**WRITTEN REQUEST**
Exactly as they appear, output all of the records. Skip any images.

------------------------------------

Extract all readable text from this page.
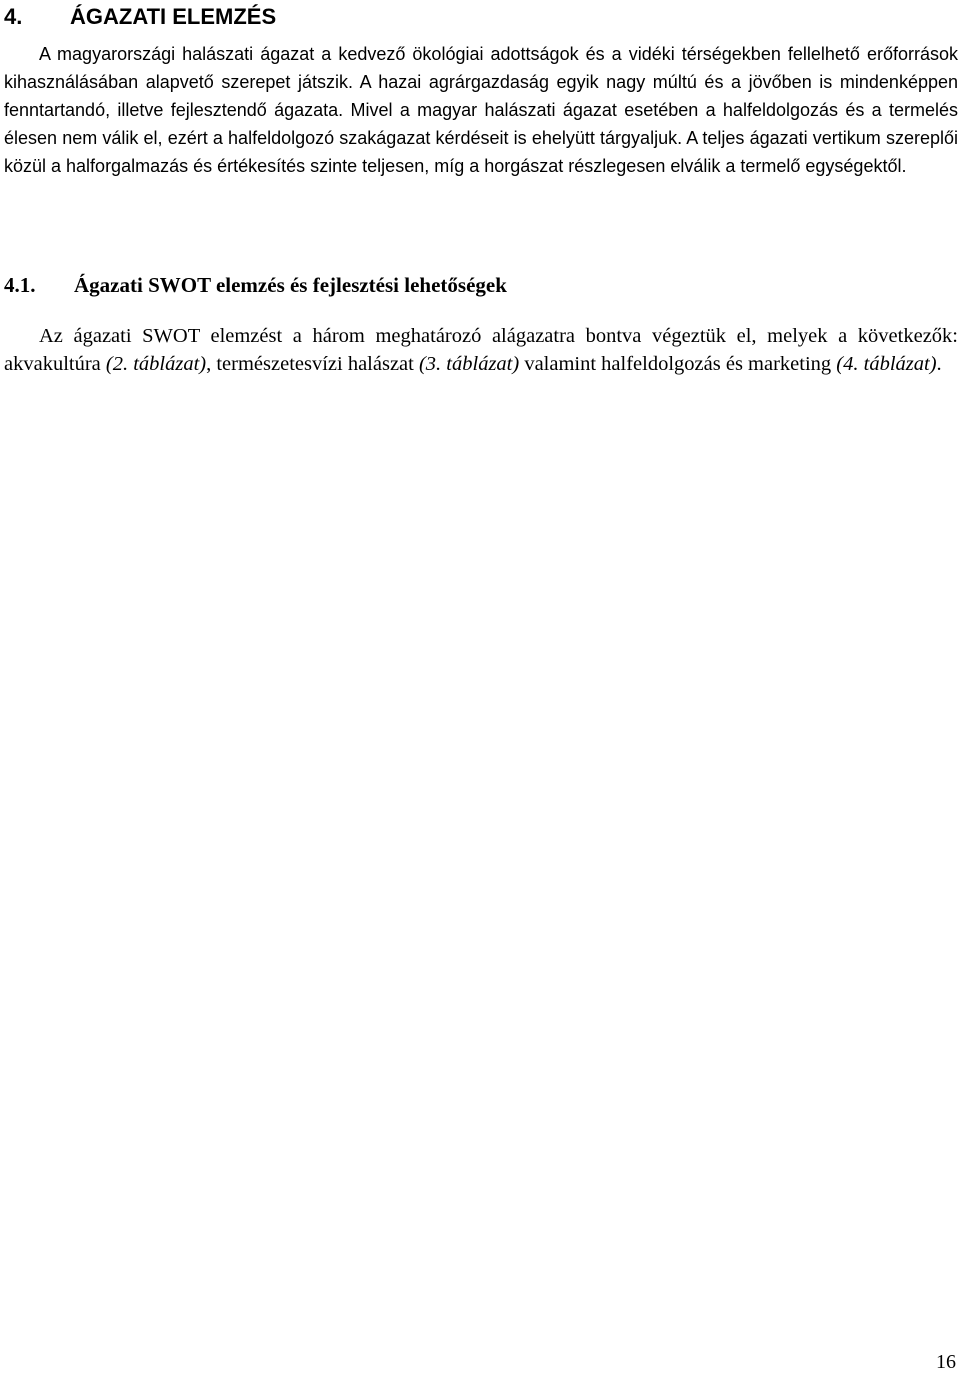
4. ÁGAZATI ELEMZÉS

A magyarországi halászati ágazat a kedvező ökológiai adottságok és a vidéki térségekben fellelhető erőforrások kihasználásában alapvető szerepet játszik. A hazai agrárgazdaság egyik nagy múltú és a jövőben is mindenképpen fenntartandó, illetve fejlesztendő ágazata. Mivel a magyar halászati ágazat esetében a halfeldolgozás és a termelés élesen nem válik el, ezért a halfeldolgozó szakágazat kérdéseit is ehelyütt tárgyaljuk. A teljes ágazati vertikum szereplői közül a halforgalmazás és értékesítés szinte teljesen, míg a horgászat részlegesen elválik a termelő egységektől.

4.1. Ágazati SWOT elemzés és fejlesztési lehetőségek

Az ágazati SWOT elemzést a három meghatározó alágazatra bontva végeztük el, melyek a következők: akvakultúra (2. táblázat), természetesvízi halászat (3. táblázat) valamint halfeldolgozás és marketing (4. táblázat).

16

------------------------------------

**WORKED SOLUTION**
Extract all readable text from this page.
4. ÁGAZATI ELEMZÉS

A magyarországi halászati ágazat a kedvező ökológiai adottságok és a vidéki térségekben fellelhető erőforrások kihasználásában alapvető szerepet játszik. A hazai agrárgazdaság egyik nagy múltú és a jövőben is mindenképpen fenntartandó, illetve fejlesztendő ágazata. Mivel a magyar halászati ágazat esetében a halfeldolgozás és a termelés élesen nem válik el, ezért a halfeldolgozó szakágazat kérdéseit is ehelyütt tárgyaljuk. A teljes ágazati vertikum szereplői közül a halforgalmazás és értékesítés szinte teljesen, míg a horgászat részlegesen elválik a termelő egységektől.

4.1. Ágazati SWOT elemzés és fejlesztési lehetőségek

Az ágazati SWOT elemzést a három meghatározó alágazatra bontva végeztük el, melyek a következők: akvakultúra (2. táblázat), természetesvízi halászat (3. táblázat) valamint halfeldolgozás és marketing (4. táblázat).

16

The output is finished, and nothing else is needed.